## Task goal
Restate each of the lines below word for word and drop every picture.

+++

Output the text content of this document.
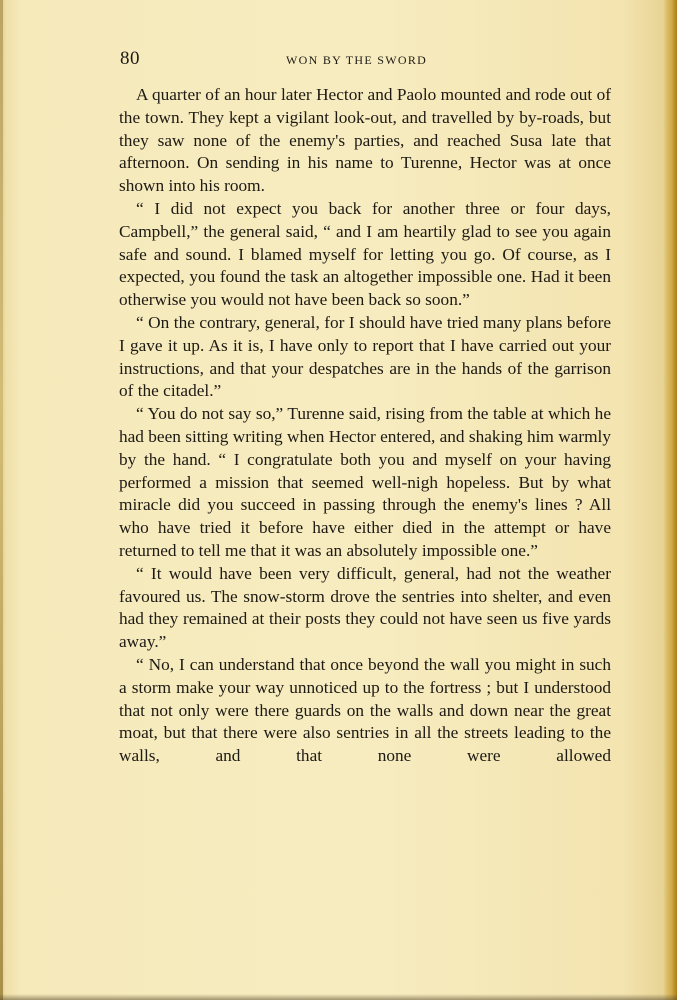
80	WON BY THE SWORD

A quarter of an hour later Hector and Paolo mounted and rode out of the town. They kept a vigilant look-out, and travelled by by-roads, but they saw none of the enemy's parties, and reached Susa late that afternoon. On sending in his name to Turenne, Hector was at once shown into his room.

“ I did not expect you back for another three or four days, Campbell,” the general said, “ and I am heartily glad to see you again safe and sound. I blamed myself for letting you go. Of course, as I expected, you found the task an altogether impossible one. Had it been otherwise you would not have been back so soon.”

“ On the contrary, general, for I should have tried many plans before I gave it up. As it is, I have only to report that I have carried out your instructions, and that your despatches are in the hands of the garrison of the citadel.”

“ You do not say so,” Turenne said, rising from the table at which he had been sitting writing when Hector entered, and shaking him warmly by the hand. “ I congratulate both you and myself on your having performed a mission that seemed well-nigh hopeless. But by what miracle did you succeed in passing through the enemy's lines ? All who have tried it before have either died in the attempt or have returned to tell me that it was an absolutely impossible one.”

“ It would have been very difficult, general, had not the weather favoured us. The snow-storm drove the sentries into shelter, and even had they remained at their posts they could not have seen us five yards away.”

“ No, I can understand that once beyond the wall you might in such a storm make your way unnoticed up to the fortress ; but I understood that not only were there guards on the walls and down near the great moat, but that there were also sentries in all the streets leading to the walls, and that none were allowed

+++

## Solution to this exercise
Output the text content of this document.
80	WON BY THE SWORD

A quarter of an hour later Hector and Paolo mounted and rode out of the town. They kept a vigilant look-out, and travelled by by-roads, but they saw none of the enemy's parties, and reached Susa late that afternoon. On sending in his name to Turenne, Hector was at once shown into his room.

“ I did not expect you back for another three or four days, Campbell,” the general said, “ and I am heartily glad to see you again safe and sound. I blamed myself for letting you go. Of course, as I expected, you found the task an altogether impossible one. Had it been otherwise you would not have been back so soon.”

“ On the contrary, general, for I should have tried many plans before I gave it up. As it is, I have only to report that I have carried out your instructions, and that your despatches are in the hands of the garrison of the citadel.”

“ You do not say so,” Turenne said, rising from the table at which he had been sitting writing when Hector entered, and shaking him warmly by the hand. “ I congratulate both you and myself on your having performed a mission that seemed well-nigh hopeless. But by what miracle did you succeed in passing through the enemy's lines ? All who have tried it before have either died in the attempt or have returned to tell me that it was an absolutely impossible one.”

“ It would have been very difficult, general, had not the weather favoured us. The snow-storm drove the sentries into shelter, and even had they remained at their posts they could not have seen us five yards away.”

“ No, I can understand that once beyond the wall you might in such a storm make your way unnoticed up to the fortress ; but I understood that not only were there guards on the walls and down near the great moat, but that there were also sentries in all the streets leading to the walls, and that none were allowed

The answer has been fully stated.